** begin **

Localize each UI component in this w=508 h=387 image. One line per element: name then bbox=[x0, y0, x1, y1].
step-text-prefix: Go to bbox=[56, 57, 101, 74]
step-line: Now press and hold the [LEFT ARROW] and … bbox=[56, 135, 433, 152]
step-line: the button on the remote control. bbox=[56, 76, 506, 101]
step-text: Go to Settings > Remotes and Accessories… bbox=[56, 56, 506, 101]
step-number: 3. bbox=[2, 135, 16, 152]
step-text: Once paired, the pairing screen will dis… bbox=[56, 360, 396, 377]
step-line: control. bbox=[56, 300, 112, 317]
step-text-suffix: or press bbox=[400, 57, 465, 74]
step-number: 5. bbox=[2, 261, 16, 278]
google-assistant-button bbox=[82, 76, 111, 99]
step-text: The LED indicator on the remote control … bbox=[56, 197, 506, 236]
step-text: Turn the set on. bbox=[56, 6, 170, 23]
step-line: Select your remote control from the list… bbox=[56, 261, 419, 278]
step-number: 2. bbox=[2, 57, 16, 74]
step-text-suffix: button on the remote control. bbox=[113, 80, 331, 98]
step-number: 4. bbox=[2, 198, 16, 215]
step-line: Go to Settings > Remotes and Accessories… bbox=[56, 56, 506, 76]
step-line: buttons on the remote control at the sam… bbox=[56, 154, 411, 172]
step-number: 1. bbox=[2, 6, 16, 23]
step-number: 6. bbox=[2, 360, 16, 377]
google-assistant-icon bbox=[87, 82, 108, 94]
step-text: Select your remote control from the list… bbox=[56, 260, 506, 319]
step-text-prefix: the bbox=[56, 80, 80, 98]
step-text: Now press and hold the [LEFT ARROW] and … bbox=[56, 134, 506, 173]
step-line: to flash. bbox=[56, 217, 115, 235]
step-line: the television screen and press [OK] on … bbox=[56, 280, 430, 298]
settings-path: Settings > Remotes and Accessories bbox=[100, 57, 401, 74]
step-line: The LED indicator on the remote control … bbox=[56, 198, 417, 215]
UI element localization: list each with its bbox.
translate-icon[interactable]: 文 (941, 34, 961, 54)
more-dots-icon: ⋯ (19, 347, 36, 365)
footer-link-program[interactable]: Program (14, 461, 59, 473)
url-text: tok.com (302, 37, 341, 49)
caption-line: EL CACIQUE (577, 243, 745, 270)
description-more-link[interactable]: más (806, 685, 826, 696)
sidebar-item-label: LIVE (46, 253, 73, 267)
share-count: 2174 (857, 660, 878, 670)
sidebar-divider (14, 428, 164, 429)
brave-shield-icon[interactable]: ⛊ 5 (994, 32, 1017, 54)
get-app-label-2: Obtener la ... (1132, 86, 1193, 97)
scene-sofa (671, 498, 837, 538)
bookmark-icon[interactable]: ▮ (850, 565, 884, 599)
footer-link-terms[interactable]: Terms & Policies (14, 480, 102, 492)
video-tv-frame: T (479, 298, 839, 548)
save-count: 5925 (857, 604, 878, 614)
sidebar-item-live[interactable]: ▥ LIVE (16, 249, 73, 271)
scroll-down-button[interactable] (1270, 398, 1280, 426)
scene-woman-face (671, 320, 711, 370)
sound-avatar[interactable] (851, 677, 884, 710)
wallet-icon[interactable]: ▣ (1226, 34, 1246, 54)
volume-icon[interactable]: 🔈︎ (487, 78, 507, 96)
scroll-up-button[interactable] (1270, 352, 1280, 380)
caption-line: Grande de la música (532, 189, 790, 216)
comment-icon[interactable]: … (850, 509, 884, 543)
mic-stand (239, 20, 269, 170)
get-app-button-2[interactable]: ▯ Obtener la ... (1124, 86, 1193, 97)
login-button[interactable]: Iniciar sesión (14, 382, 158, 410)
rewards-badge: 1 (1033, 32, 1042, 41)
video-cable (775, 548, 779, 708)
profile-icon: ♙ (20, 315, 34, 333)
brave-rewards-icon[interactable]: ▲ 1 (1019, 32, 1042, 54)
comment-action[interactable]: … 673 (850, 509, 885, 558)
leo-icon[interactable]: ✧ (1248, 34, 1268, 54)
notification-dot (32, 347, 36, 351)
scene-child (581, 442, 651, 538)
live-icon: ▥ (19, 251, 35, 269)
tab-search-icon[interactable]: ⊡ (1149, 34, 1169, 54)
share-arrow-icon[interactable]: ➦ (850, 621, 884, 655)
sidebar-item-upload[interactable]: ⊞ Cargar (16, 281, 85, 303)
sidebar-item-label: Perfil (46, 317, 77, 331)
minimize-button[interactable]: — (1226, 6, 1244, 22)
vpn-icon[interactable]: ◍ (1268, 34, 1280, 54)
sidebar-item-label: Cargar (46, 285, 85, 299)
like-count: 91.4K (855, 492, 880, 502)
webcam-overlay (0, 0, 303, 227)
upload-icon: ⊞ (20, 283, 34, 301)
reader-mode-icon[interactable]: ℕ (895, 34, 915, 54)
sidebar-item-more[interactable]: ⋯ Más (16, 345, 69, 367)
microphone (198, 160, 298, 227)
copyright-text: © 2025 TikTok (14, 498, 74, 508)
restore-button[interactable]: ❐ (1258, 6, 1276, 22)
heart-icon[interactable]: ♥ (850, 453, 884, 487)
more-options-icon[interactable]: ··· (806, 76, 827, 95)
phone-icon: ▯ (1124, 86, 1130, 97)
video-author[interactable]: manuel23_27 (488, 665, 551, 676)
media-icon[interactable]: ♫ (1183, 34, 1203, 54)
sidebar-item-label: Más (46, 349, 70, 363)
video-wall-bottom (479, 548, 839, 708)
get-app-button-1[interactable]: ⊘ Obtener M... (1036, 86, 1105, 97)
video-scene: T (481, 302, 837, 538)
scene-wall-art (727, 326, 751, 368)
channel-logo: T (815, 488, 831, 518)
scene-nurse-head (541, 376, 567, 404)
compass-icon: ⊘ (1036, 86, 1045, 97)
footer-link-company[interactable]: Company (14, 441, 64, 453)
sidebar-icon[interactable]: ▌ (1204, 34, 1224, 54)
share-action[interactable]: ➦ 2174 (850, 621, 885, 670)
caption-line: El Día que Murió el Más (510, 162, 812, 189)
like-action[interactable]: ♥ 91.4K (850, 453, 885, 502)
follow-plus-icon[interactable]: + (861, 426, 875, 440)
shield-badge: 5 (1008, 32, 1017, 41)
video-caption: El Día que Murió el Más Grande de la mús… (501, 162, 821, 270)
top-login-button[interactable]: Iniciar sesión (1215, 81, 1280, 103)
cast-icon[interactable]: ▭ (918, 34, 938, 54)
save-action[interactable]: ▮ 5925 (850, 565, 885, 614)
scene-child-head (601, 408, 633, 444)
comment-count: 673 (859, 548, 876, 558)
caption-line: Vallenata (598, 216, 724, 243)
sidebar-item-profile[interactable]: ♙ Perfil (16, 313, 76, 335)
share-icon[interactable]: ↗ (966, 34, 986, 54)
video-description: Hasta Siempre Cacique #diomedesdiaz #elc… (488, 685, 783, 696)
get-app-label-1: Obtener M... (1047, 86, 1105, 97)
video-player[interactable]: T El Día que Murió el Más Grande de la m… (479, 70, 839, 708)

** end **

Print the rows exactly as they appear, starting at the first row and ending at the row that contains "step-number: 2. bbox=[2, 57, 16, 74]".

Localize each UI component in this w=508 h=387 image. One line per element: name then bbox=[x0, y0, x1, y1].
step-text-prefix: Go to bbox=[56, 57, 101, 74]
step-line: Now press and hold the [LEFT ARROW] and … bbox=[56, 135, 433, 152]
step-line: the button on the remote control. bbox=[56, 76, 506, 101]
step-text: Go to Settings > Remotes and Accessories… bbox=[56, 56, 506, 101]
step-number: 3. bbox=[2, 135, 16, 152]
step-text: Once paired, the pairing screen will dis… bbox=[56, 360, 396, 377]
step-line: control. bbox=[56, 300, 112, 317]
step-text-suffix: or press bbox=[400, 57, 465, 74]
step-number: 5. bbox=[2, 261, 16, 278]
google-assistant-button bbox=[82, 76, 111, 99]
step-text: The LED indicator on the remote control … bbox=[56, 197, 506, 236]
step-text: Turn the set on. bbox=[56, 6, 170, 23]
step-line: Select your remote control from the list… bbox=[56, 261, 419, 278]
step-number: 2. bbox=[2, 57, 16, 74]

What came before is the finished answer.